[Structured figure records]
▶
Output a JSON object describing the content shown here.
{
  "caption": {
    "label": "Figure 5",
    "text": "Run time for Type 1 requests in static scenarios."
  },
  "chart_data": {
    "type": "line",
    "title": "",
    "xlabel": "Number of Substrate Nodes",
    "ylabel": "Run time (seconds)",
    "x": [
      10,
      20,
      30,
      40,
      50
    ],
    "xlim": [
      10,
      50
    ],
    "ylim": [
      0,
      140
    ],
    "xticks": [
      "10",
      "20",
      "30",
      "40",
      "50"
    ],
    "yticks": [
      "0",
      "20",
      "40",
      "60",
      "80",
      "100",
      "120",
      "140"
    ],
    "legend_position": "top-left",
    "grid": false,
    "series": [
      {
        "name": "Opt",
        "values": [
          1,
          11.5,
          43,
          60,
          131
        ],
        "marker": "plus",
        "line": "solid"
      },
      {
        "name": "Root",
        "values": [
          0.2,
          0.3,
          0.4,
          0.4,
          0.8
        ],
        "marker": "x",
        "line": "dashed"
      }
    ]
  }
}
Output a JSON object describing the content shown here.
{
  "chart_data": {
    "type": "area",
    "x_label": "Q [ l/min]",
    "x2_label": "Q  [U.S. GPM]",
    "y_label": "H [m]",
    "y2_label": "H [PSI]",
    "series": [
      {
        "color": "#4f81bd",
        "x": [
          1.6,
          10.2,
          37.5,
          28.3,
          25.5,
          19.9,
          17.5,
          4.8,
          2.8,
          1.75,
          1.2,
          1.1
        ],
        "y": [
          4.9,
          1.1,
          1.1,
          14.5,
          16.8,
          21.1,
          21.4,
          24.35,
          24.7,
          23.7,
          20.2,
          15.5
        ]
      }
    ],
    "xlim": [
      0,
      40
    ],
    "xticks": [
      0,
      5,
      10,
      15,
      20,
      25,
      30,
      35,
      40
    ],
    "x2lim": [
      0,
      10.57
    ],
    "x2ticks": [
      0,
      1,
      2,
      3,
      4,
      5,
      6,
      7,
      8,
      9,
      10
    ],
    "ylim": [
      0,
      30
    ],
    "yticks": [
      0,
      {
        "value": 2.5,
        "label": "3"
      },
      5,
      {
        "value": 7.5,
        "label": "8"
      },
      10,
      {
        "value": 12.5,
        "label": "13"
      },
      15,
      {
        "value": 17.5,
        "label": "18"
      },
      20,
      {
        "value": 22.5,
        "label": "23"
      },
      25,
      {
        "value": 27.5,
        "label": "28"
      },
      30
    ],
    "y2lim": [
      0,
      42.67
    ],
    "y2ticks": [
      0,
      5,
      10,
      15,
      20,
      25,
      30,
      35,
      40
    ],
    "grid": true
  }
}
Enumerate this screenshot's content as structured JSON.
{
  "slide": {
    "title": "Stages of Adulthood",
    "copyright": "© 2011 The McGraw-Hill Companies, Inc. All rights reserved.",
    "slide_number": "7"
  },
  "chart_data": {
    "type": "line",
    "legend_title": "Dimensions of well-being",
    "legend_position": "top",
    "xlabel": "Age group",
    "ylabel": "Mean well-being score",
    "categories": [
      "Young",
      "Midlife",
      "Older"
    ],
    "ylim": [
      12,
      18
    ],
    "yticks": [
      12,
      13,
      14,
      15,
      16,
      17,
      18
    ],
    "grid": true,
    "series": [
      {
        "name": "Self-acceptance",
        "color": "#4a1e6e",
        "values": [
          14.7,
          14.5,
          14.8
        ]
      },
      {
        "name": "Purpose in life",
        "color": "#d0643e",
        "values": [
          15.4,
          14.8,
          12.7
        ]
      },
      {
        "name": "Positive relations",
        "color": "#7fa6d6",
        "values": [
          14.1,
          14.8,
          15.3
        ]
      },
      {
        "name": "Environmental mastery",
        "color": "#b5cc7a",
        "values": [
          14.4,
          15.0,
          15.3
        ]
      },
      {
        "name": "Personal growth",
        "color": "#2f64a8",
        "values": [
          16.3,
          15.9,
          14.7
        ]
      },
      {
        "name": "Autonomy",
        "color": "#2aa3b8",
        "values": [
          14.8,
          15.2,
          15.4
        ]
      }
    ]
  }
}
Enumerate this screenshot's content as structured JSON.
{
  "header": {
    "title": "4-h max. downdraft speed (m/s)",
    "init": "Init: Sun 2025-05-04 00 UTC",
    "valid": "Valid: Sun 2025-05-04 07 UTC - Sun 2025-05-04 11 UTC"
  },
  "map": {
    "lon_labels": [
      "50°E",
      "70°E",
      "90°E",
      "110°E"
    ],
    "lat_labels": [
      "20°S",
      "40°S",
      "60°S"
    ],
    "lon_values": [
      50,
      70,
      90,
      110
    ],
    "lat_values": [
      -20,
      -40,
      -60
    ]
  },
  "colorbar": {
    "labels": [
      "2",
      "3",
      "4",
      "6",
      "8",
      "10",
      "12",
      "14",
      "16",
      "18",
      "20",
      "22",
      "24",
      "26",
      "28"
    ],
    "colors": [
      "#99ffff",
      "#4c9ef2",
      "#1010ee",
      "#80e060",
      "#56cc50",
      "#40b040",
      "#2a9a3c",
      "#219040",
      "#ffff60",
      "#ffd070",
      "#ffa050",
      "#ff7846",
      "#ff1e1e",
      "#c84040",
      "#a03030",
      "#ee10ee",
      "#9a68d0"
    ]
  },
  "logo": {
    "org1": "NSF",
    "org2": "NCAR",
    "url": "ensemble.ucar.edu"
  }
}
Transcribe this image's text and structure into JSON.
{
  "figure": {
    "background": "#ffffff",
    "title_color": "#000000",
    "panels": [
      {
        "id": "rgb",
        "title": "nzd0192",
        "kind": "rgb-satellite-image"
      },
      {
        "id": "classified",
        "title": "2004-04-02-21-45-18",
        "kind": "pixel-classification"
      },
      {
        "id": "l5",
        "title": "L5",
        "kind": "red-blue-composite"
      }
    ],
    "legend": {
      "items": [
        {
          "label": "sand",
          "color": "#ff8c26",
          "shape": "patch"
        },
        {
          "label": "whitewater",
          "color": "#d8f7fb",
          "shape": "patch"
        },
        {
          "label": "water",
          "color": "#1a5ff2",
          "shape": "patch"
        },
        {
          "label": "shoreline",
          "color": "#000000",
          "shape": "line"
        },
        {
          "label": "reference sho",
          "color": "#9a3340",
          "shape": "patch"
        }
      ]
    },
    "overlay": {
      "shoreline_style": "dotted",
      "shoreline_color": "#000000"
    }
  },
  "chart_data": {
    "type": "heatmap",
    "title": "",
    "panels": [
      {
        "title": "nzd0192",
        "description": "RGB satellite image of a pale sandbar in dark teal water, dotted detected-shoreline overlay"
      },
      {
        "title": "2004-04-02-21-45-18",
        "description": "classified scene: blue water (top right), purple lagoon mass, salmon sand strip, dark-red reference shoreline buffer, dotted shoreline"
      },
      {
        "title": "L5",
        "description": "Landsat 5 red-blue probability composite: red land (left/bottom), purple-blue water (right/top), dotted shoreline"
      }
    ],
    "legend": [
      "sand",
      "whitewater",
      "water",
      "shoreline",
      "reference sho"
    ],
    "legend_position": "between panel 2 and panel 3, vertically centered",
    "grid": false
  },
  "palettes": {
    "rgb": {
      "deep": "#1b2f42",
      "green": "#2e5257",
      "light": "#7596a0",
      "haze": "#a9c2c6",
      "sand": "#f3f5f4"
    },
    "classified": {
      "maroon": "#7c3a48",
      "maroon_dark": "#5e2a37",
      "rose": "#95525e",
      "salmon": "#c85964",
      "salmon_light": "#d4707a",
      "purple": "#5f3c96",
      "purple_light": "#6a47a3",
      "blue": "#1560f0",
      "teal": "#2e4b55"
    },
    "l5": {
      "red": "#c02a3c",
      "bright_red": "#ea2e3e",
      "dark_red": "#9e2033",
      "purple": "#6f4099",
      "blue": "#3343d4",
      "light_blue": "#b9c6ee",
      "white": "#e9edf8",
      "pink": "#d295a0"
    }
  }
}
◀
▸ **WRITTEN REQUEST**: Show every line in the records above that contains the word "teal".

▸ **COMPLETE OUTPUT**:
        "description": "RGB satellite image of a pale sandbar in dark teal water, dotted detected-shoreline overlay"
      "teal": "#2e4b55"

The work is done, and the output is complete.